- [GIVEN INSTRUCTION]
Collect every line that includes the string "magic".
-----
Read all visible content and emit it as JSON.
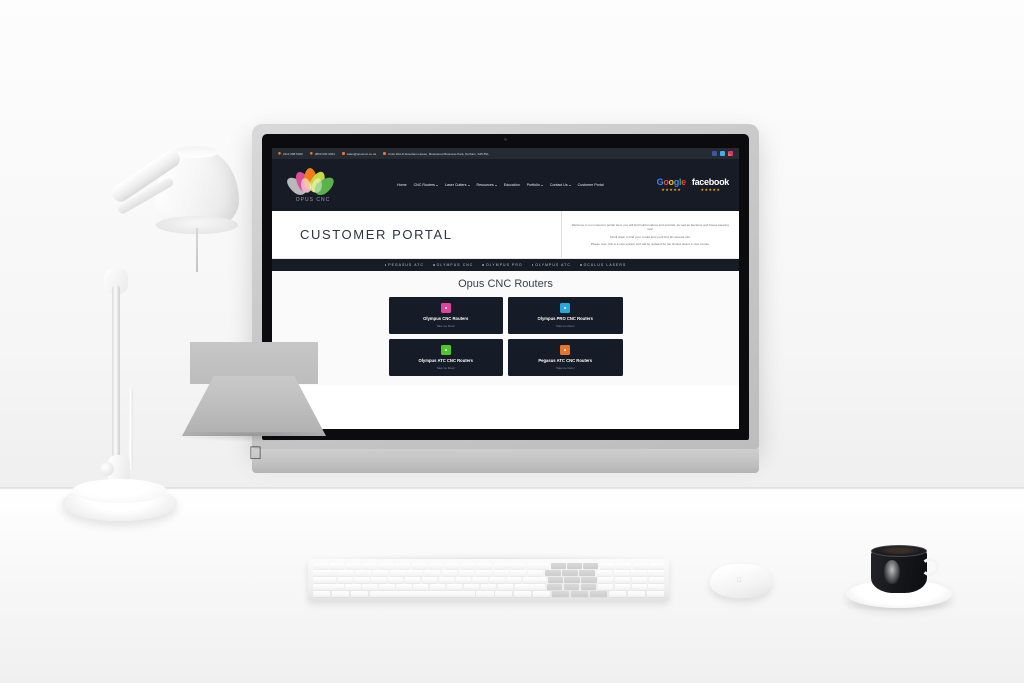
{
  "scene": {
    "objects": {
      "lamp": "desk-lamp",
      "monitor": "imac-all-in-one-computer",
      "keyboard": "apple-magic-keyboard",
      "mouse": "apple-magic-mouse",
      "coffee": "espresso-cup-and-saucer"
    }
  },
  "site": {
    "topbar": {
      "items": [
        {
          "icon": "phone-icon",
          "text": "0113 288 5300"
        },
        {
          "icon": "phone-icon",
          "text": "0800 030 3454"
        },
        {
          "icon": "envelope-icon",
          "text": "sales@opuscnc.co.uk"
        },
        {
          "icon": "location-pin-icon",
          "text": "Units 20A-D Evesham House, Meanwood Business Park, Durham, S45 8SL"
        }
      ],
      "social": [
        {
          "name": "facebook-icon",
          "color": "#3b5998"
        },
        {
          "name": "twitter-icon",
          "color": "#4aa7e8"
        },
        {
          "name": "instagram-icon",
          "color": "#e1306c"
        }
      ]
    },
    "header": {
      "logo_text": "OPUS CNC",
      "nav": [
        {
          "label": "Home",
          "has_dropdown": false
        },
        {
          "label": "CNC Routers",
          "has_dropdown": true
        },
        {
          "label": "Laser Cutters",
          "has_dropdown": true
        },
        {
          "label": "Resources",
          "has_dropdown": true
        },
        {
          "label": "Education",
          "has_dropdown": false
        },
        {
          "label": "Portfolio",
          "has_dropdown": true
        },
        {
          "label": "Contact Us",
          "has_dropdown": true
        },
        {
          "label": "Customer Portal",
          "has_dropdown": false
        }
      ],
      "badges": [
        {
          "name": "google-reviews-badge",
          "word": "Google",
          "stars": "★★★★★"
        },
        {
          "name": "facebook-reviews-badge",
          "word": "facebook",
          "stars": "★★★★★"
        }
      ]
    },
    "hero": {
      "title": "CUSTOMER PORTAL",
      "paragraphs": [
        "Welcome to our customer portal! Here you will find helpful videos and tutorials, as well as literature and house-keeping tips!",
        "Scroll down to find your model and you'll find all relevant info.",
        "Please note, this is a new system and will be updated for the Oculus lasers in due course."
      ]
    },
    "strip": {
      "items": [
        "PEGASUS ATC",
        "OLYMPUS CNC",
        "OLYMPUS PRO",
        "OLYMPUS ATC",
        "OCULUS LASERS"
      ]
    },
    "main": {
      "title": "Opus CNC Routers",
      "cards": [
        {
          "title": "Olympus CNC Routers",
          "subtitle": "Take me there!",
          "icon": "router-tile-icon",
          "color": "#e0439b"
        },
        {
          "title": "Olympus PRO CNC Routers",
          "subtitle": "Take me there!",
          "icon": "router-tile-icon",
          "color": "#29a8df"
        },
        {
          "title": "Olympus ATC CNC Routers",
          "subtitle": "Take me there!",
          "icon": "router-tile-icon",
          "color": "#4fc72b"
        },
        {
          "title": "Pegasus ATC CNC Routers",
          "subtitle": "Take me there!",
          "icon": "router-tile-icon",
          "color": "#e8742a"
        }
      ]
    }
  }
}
-----
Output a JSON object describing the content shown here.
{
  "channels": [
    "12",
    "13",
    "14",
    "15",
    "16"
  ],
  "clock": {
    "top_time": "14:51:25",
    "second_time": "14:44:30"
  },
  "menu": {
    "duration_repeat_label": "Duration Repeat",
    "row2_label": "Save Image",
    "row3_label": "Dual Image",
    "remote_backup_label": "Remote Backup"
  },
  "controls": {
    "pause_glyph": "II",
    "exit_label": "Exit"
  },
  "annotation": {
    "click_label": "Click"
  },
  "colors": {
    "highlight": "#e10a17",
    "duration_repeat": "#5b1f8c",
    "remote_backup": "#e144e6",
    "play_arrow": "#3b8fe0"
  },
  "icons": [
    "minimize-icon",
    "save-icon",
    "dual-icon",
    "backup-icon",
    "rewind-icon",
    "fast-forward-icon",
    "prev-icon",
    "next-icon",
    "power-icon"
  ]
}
-----
- [RIGHT ANSWER]
      "keyboard": "apple-magic-keyboard",
      "mouse": "apple-magic-mouse",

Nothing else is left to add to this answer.